[begin Given data]

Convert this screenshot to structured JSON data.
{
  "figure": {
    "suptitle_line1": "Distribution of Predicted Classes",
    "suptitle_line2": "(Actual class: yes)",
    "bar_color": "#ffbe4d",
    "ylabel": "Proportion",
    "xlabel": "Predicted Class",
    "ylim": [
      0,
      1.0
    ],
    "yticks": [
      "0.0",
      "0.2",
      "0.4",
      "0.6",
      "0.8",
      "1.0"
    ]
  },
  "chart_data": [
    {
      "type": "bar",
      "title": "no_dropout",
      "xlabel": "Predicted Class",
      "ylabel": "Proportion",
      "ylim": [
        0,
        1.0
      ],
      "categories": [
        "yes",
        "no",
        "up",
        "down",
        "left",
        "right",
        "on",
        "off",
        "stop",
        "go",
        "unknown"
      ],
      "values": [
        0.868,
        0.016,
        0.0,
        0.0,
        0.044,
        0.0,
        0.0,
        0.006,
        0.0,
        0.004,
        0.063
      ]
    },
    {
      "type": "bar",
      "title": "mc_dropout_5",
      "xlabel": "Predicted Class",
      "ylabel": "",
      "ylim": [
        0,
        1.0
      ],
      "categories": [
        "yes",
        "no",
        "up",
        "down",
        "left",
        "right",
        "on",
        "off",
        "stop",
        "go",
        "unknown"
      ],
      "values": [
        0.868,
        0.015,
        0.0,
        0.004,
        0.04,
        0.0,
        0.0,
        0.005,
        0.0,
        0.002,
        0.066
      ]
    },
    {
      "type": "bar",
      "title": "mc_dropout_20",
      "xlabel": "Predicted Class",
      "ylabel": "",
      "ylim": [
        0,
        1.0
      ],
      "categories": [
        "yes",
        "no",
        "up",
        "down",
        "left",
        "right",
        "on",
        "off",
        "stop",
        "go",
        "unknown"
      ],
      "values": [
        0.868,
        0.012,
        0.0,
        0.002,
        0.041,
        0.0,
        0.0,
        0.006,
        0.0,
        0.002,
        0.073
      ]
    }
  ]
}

[end Given data]

Repeat the data exactly. Leave nothing out.

Convert this screenshot to structured JSON data.
{
  "figure": {
    "suptitle_line1": "Distribution of Predicted Classes",
    "suptitle_line2": "(Actual class: yes)",
    "bar_color": "#ffbe4d",
    "ylabel": "Proportion",
    "xlabel": "Predicted Class",
    "ylim": [
      0,
      1.0
    ],
    "yticks": [
      "0.0",
      "0.2",
      "0.4",
      "0.6",
      "0.8",
      "1.0"
    ]
  },
  "chart_data": [
    {
      "type": "bar",
      "title": "no_dropout",
      "xlabel": "Predicted Class",
      "ylabel": "Proportion",
      "ylim": [
        0,
        1.0
      ],
      "categories": [
        "yes",
        "no",
        "up",
        "down",
        "left",
        "right",
        "on",
        "off",
        "stop",
        "go",
        "unknown"
      ],
      "values": [
        0.868,
        0.016,
        0.0,
        0.0,
        0.044,
        0.0,
        0.0,
        0.006,
        0.0,
        0.004,
        0.063
      ]
    },
    {
      "type": "bar",
      "title": "mc_dropout_5",
      "xlabel": "Predicted Class",
      "ylabel": "",
      "ylim": [
        0,
        1.0
      ],
      "categories": [
        "yes",
        "no",
        "up",
        "down",
        "left",
        "right",
        "on",
        "off",
        "stop",
        "go",
        "unknown"
      ],
      "values": [
        0.868,
        0.015,
        0.0,
        0.004,
        0.04,
        0.0,
        0.0,
        0.005,
        0.0,
        0.002,
        0.066
      ]
    },
    {
      "type": "bar",
      "title": "mc_dropout_20",
      "xlabel": "Predicted Class",
      "ylabel": "",
      "ylim": [
        0,
        1.0
      ],
      "categories": [
        "yes",
        "no",
        "up",
        "down",
        "left",
        "right",
        "on",
        "off",
        "stop",
        "go",
        "unknown"
      ],
      "values": [
        0.868,
        0.012,
        0.0,
        0.002,
        0.041,
        0.0,
        0.0,
        0.006,
        0.0,
        0.002,
        0.073
      ]
    }
  ]
}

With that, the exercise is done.